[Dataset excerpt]
....

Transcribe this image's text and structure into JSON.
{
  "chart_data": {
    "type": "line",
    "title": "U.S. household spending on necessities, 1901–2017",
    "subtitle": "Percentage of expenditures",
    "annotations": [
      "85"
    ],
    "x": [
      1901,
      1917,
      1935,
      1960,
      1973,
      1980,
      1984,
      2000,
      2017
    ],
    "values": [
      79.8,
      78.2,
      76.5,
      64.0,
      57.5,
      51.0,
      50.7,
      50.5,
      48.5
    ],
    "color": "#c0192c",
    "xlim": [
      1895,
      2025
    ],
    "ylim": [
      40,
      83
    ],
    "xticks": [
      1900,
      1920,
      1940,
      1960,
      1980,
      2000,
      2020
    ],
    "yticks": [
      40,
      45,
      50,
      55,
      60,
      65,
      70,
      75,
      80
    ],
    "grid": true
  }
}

....

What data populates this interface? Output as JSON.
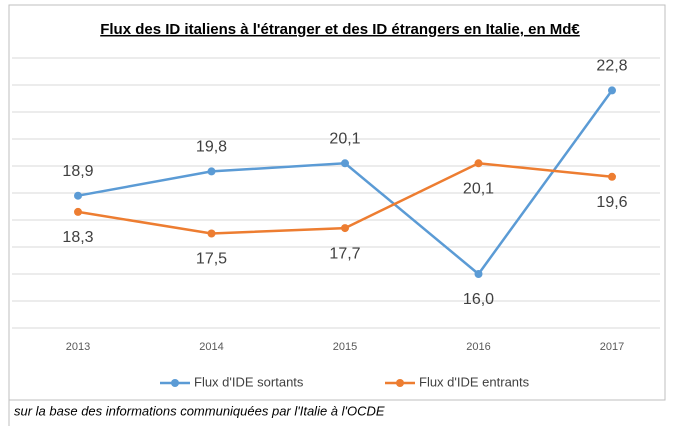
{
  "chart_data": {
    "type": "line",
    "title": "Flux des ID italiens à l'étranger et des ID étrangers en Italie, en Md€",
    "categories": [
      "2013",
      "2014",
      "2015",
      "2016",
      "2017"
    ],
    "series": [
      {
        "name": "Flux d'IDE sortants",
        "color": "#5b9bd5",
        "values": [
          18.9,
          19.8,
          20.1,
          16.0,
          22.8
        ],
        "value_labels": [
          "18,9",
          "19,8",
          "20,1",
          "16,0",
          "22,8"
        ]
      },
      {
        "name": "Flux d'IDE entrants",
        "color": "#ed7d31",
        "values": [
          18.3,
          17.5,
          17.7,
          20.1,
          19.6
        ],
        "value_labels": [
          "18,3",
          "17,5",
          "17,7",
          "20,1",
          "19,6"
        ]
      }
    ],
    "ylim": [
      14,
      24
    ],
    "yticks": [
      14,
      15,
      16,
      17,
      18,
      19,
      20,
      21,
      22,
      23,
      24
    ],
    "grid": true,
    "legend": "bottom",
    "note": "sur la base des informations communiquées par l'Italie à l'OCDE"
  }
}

....

### What is being asked
Look through the listing and extract every line with "JSON" in it.

### Result
Transcribe this image's text and structure into JSON.
What data populates this interface? Output as JSON.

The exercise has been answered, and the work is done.